-- begin Given entries --
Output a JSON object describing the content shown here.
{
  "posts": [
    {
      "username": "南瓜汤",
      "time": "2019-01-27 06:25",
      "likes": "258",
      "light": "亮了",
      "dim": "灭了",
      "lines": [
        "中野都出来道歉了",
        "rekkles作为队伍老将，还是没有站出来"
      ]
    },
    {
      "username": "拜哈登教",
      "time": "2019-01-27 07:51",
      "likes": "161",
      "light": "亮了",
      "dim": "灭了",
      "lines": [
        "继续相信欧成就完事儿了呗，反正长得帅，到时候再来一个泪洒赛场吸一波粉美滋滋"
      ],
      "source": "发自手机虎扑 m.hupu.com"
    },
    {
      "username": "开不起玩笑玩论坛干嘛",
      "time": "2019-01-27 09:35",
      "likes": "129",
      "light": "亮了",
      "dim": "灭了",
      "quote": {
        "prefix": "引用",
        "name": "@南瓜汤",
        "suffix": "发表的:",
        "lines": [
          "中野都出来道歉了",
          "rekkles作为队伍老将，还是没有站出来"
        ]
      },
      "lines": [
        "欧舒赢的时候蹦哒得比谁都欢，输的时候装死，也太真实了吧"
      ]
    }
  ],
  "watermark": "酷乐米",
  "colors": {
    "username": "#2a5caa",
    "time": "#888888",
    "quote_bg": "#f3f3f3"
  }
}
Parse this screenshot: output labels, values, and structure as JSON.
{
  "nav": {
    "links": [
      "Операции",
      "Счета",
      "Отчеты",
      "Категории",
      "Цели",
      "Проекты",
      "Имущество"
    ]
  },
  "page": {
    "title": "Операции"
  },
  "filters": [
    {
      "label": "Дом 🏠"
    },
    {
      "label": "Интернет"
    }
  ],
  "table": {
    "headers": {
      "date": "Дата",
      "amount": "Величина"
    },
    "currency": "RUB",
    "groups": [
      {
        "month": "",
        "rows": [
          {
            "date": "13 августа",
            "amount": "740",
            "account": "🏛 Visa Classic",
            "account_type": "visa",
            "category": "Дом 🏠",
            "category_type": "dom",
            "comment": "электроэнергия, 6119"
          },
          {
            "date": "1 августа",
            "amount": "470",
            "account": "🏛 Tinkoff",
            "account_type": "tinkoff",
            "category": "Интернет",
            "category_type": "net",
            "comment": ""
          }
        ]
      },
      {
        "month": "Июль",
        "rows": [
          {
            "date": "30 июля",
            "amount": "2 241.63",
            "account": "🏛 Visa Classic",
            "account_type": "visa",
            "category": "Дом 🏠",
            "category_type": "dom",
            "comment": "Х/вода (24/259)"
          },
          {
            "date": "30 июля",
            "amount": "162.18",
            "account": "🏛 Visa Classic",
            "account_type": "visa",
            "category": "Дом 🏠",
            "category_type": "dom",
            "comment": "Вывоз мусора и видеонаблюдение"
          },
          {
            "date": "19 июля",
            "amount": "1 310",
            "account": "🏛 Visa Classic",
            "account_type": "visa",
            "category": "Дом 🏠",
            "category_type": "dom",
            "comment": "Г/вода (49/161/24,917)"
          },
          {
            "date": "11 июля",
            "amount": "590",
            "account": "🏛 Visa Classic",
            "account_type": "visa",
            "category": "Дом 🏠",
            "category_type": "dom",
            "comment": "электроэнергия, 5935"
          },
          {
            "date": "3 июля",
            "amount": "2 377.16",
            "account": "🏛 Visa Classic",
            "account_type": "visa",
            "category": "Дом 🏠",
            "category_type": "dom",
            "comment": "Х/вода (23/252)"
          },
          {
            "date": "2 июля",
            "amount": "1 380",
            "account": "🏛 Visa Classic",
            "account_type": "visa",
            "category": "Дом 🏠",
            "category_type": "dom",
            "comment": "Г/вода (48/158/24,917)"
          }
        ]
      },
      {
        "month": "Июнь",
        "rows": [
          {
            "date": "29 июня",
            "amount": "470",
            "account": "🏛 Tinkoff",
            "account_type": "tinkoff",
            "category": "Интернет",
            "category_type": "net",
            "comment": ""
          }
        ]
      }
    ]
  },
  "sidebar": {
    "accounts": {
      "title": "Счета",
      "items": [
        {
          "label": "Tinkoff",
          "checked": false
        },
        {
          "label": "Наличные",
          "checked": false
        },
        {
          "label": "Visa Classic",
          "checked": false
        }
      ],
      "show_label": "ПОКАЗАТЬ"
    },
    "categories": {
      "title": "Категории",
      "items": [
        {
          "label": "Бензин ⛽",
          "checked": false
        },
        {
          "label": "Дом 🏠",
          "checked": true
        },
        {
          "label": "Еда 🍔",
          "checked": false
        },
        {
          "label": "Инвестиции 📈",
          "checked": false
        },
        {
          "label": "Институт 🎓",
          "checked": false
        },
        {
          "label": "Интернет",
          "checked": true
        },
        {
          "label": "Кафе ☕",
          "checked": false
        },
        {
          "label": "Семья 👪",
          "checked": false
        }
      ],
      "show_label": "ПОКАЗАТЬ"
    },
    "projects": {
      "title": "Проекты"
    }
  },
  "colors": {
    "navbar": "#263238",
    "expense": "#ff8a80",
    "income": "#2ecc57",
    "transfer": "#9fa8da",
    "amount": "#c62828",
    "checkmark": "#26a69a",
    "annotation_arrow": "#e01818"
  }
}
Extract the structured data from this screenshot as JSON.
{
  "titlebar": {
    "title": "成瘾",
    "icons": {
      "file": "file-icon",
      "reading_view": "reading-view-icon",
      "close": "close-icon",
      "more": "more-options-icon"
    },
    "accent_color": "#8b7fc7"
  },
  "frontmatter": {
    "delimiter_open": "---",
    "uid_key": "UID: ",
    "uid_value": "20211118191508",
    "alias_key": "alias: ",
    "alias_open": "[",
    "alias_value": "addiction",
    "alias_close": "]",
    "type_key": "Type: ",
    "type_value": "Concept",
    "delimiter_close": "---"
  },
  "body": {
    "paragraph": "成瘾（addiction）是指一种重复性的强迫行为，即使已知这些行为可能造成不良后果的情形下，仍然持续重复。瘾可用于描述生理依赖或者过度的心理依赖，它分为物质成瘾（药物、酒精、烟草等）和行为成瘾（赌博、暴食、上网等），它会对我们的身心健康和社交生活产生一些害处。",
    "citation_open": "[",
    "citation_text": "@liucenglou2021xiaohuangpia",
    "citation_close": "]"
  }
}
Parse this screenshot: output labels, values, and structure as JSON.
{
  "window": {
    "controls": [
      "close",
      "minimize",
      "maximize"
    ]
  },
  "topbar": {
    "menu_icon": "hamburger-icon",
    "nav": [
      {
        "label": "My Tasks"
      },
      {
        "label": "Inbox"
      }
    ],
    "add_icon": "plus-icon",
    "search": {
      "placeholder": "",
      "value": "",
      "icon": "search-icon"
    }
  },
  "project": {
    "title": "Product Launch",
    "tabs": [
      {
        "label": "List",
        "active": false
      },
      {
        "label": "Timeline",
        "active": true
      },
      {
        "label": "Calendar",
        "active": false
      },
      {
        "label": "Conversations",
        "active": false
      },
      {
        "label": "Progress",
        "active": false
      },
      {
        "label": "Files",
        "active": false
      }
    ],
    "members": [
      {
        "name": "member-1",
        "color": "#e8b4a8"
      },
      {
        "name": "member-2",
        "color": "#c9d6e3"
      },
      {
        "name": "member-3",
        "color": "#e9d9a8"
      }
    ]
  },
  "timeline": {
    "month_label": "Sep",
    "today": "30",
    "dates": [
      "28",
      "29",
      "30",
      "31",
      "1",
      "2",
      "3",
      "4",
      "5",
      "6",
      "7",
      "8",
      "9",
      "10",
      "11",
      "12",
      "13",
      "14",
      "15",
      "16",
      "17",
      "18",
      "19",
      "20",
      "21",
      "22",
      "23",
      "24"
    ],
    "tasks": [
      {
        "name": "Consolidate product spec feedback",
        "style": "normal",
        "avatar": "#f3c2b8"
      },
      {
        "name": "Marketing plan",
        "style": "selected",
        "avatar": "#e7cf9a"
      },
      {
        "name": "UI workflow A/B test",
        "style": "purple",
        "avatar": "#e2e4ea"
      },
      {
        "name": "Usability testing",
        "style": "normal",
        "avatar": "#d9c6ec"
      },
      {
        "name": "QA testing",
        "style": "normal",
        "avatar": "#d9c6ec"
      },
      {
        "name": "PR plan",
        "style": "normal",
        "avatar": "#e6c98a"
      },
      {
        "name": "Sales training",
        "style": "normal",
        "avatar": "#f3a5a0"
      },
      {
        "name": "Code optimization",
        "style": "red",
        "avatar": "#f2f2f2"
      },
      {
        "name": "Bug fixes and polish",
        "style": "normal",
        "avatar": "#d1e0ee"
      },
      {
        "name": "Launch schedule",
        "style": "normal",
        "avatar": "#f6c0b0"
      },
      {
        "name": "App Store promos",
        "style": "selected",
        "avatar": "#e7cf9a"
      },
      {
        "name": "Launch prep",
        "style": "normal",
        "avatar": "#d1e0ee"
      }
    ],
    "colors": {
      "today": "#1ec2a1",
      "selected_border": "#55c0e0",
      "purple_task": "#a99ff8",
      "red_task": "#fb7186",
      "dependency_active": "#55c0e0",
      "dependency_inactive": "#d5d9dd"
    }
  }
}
-- end Given entries --
Task:
Pick out the lines that contain "июля" and copy them.

In response:
            "date": "30 июля",
            "date": "30 июля",
            "date": "19 июля",
            "date": "11 июля",
            "date": "3 июля",
            "date": "2 июля",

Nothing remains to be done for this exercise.